Records from a collection
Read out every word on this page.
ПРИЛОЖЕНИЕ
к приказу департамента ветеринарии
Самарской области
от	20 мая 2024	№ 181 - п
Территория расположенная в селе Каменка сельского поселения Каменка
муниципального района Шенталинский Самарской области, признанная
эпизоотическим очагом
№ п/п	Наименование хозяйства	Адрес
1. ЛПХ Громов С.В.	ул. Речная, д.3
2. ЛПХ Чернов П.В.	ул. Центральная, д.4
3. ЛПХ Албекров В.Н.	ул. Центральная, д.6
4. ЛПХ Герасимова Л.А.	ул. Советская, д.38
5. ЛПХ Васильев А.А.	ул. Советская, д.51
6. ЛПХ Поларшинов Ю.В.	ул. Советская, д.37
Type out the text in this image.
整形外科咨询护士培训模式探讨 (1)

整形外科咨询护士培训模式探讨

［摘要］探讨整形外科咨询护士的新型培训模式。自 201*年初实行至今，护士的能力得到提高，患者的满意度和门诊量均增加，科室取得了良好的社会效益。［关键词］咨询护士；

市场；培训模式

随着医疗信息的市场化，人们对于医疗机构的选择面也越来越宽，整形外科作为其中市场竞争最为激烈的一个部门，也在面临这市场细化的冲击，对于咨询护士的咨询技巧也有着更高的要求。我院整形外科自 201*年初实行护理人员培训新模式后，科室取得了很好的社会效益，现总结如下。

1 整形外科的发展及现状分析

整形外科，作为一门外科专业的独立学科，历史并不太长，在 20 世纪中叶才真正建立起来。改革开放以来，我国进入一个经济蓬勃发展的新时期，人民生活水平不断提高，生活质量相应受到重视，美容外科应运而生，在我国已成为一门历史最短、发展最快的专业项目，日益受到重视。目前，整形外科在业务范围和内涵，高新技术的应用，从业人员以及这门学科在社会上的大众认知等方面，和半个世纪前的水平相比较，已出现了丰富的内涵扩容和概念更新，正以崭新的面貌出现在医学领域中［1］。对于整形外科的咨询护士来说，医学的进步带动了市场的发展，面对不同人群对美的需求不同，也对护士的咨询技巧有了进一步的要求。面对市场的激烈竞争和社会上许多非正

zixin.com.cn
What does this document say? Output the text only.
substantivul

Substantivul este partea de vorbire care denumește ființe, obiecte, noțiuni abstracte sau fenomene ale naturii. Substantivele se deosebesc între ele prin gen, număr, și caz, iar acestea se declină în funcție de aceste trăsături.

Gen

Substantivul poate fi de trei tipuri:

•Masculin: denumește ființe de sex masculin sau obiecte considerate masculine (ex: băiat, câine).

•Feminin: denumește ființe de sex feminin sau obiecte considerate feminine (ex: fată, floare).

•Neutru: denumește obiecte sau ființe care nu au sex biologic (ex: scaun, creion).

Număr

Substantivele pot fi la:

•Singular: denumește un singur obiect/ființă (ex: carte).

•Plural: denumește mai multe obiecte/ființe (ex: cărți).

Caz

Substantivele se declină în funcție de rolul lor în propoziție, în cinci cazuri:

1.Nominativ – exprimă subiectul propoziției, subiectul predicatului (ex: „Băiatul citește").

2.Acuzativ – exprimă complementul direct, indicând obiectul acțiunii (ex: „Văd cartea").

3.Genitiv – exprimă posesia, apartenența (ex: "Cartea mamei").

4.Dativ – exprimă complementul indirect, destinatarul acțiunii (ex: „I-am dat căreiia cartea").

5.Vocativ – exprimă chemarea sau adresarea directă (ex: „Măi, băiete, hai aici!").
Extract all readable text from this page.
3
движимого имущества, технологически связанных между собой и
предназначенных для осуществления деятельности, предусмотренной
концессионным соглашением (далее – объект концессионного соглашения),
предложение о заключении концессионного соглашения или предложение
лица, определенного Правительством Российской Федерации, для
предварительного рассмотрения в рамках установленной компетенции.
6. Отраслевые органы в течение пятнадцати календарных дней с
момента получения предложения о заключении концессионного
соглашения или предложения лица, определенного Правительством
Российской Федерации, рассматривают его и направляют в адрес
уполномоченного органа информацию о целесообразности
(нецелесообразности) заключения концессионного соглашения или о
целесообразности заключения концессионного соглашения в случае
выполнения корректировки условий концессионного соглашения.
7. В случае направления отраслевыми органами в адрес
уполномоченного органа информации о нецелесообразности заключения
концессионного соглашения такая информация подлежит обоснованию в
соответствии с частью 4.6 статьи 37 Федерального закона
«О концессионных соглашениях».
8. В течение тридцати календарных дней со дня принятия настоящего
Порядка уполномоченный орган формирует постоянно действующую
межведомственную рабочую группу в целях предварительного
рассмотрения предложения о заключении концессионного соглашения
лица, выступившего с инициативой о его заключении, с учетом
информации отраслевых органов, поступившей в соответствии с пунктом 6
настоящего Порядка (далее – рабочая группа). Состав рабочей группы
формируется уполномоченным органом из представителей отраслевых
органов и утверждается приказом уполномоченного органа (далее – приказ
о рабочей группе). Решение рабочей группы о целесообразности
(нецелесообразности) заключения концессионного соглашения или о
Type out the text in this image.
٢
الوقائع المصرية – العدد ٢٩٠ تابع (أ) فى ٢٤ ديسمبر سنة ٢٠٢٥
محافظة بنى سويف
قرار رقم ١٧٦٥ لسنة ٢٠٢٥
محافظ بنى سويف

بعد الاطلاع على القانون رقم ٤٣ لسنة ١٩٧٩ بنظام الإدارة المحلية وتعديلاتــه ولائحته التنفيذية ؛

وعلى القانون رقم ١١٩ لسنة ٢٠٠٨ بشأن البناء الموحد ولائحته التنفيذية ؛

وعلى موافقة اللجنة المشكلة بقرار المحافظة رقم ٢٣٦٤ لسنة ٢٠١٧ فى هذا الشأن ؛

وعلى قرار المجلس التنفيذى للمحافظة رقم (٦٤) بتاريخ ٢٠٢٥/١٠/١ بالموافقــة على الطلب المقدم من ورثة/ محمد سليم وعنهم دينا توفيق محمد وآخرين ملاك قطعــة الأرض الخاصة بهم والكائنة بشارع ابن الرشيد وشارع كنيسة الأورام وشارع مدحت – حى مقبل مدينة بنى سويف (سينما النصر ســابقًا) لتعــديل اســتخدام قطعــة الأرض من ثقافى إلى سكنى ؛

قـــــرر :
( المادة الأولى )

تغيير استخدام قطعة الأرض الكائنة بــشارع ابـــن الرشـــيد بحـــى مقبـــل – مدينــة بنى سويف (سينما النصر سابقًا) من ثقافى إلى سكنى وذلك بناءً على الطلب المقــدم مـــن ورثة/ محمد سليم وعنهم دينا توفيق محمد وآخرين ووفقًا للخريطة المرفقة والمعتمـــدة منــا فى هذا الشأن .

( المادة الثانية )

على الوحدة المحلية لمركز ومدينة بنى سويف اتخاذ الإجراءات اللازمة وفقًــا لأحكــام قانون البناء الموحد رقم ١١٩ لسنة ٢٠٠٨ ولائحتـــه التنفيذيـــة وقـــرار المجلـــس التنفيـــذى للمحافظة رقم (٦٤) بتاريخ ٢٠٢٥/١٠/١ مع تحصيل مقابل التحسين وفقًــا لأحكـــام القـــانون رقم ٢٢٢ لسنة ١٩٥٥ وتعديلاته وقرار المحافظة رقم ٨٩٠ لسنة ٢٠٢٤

**Directive:** Output the records above in their entirety, exactly.

**Expected output:**
Read out every word on this page.
ПРИЛОЖЕНИЕ
к приказу департамента ветеринарии
Самарской области
от	20 мая 2024	№ 181 - п
Территория расположенная в селе Каменка сельского поселения Каменка
муниципального района Шенталинский Самарской области, признанная
эпизоотическим очагом
№ п/п	Наименование хозяйства	Адрес
1. ЛПХ Громов С.В.	ул. Речная, д.3
2. ЛПХ Чернов П.В.	ул. Центральная, д.4
3. ЛПХ Албекров В.Н.	ул. Центральная, д.6
4. ЛПХ Герасимова Л.А.	ул. Советская, д.38
5. ЛПХ Васильев А.А.	ул. Советская, д.51
6. ЛПХ Поларшинов Ю.В.	ул. Советская, д.37
Type out the text in this image.
整形外科咨询护士培训模式探讨 (1)

整形外科咨询护士培训模式探讨

［摘要］探讨整形外科咨询护士的新型培训模式。自 201*年初实行至今，护士的能力得到提高，患者的满意度和门诊量均增加，科室取得了良好的社会效益。［关键词］咨询护士；

市场；培训模式

随着医疗信息的市场化，人们对于医疗机构的选择面也越来越宽，整形外科作为其中市场竞争最为激烈的一个部门，也在面临这市场细化的冲击，对于咨询护士的咨询技巧也有着更高的要求。我院整形外科自 201*年初实行护理人员培训新模式后，科室取得了很好的社会效益，现总结如下。

1 整形外科的发展及现状分析

整形外科，作为一门外科专业的独立学科，历史并不太长，在 20 世纪中叶才真正建立起来。改革开放以来，我国进入一个经济蓬勃发展的新时期，人民生活水平不断提高，生活质量相应受到重视，美容外科应运而生，在我国已成为一门历史最短、发展最快的专业项目，日益受到重视。目前，整形外科在业务范围和内涵，高新技术的应用，从业人员以及这门学科在社会上的大众认知等方面，和半个世纪前的水平相比较，已出现了丰富的内涵扩容和概念更新，正以崭新的面貌出现在医学领域中［1］。对于整形外科的咨询护士来说，医学的进步带动了市场的发展，面对不同人群对美的需求不同，也对护士的咨询技巧有了进一步的要求。面对市场的激烈竞争和社会上许多非正

zixin.com.cn
What does this document say? Output the text only.
substantivul

Substantivul este partea de vorbire care denumește ființe, obiecte, noțiuni abstracte sau fenomene ale naturii. Substantivele se deosebesc între ele prin gen, număr, și caz, iar acestea se declină în funcție de aceste trăsături.

Gen

Substantivul poate fi de trei tipuri:

•Masculin: denumește ființe de sex masculin sau obiecte considerate masculine (ex: băiat, câine).

•Feminin: denumește ființe de sex feminin sau obiecte considerate feminine (ex: fată, floare).

•Neutru: denumește obiecte sau ființe care nu au sex biologic (ex: scaun, creion).

Număr

Substantivele pot fi la:

•Singular: denumește un singur obiect/ființă (ex: carte).

•Plural: denumește mai multe obiecte/ființe (ex: cărți).

Caz

Substantivele se declină în funcție de rolul lor în propoziție, în cinci cazuri:

1.Nominativ – exprimă subiectul propoziției, subiectul predicatului (ex: „Băiatul citește").

2.Acuzativ – exprimă complementul direct, indicând obiectul acțiunii (ex: „Văd cartea").

3.Genitiv – exprimă posesia, apartenența (ex: "Cartea mamei").

4.Dativ – exprimă complementul indirect, destinatarul acțiunii (ex: „I-am dat căreiia cartea").

5.Vocativ – exprimă chemarea sau adresarea directă (ex: „Măi, băiete, hai aici!").
Extract all readable text from this page.
3
движимого имущества, технологически связанных между собой и
предназначенных для осуществления деятельности, предусмотренной
концессионным соглашением (далее – объект концессионного соглашения),
предложение о заключении концессионного соглашения или предложение
лица, определенного Правительством Российской Федерации, для
предварительного рассмотрения в рамках установленной компетенции.
6. Отраслевые органы в течение пятнадцати календарных дней с
момента получения предложения о заключении концессионного
соглашения или предложения лица, определенного Правительством
Российской Федерации, рассматривают его и направляют в адрес
уполномоченного органа информацию о целесообразности
(нецелесообразности) заключения концессионного соглашения или о
целесообразности заключения концессионного соглашения в случае
выполнения корректировки условий концессионного соглашения.
7. В случае направления отраслевыми органами в адрес
уполномоченного органа информации о нецелесообразности заключения
концессионного соглашения такая информация подлежит обоснованию в
соответствии с частью 4.6 статьи 37 Федерального закона
«О концессионных соглашениях».
8. В течение тридцати календарных дней со дня принятия настоящего
Порядка уполномоченный орган формирует постоянно действующую
межведомственную рабочую группу в целях предварительного
рассмотрения предложения о заключении концессионного соглашения
лица, выступившего с инициативой о его заключении, с учетом
информации отраслевых органов, поступившей в соответствии с пунктом 6
настоящего Порядка (далее – рабочая группа). Состав рабочей группы
формируется уполномоченным органом из представителей отраслевых
органов и утверждается приказом уполномоченного органа (далее – приказ
о рабочей группе). Решение рабочей группы о целесообразности
(нецелесообразности) заключения концессионного соглашения или о
Type out the text in this image.
٢
الوقائع المصرية – العدد ٢٩٠ تابع (أ) فى ٢٤ ديسمبر سنة ٢٠٢٥
محافظة بنى سويف
قرار رقم ١٧٦٥ لسنة ٢٠٢٥
محافظ بنى سويف

بعد الاطلاع على القانون رقم ٤٣ لسنة ١٩٧٩ بنظام الإدارة المحلية وتعديلاتــه ولائحته التنفيذية ؛

وعلى القانون رقم ١١٩ لسنة ٢٠٠٨ بشأن البناء الموحد ولائحته التنفيذية ؛

وعلى موافقة اللجنة المشكلة بقرار المحافظة رقم ٢٣٦٤ لسنة ٢٠١٧ فى هذا الشأن ؛

وعلى قرار المجلس التنفيذى للمحافظة رقم (٦٤) بتاريخ ٢٠٢٥/١٠/١ بالموافقــة على الطلب المقدم من ورثة/ محمد سليم وعنهم دينا توفيق محمد وآخرين ملاك قطعــة الأرض الخاصة بهم والكائنة بشارع ابن الرشيد وشارع كنيسة الأورام وشارع مدحت – حى مقبل مدينة بنى سويف (سينما النصر ســابقًا) لتعــديل اســتخدام قطعــة الأرض من ثقافى إلى سكنى ؛

قـــــرر :
( المادة الأولى )

تغيير استخدام قطعة الأرض الكائنة بــشارع ابـــن الرشـــيد بحـــى مقبـــل – مدينــة بنى سويف (سينما النصر سابقًا) من ثقافى إلى سكنى وذلك بناءً على الطلب المقــدم مـــن ورثة/ محمد سليم وعنهم دينا توفيق محمد وآخرين ووفقًا للخريطة المرفقة والمعتمـــدة منــا فى هذا الشأن .

( المادة الثانية )

على الوحدة المحلية لمركز ومدينة بنى سويف اتخاذ الإجراءات اللازمة وفقًــا لأحكــام قانون البناء الموحد رقم ١١٩ لسنة ٢٠٠٨ ولائحتـــه التنفيذيـــة وقـــرار المجلـــس التنفيـــذى للمحافظة رقم (٦٤) بتاريخ ٢٠٢٥/١٠/١ مع تحصيل مقابل التحسين وفقًــا لأحكـــام القـــانون رقم ٢٢٢ لسنة ١٩٥٥ وتعديلاته وقرار المحافظة رقم ٨٩٠ لسنة ٢٠٢٤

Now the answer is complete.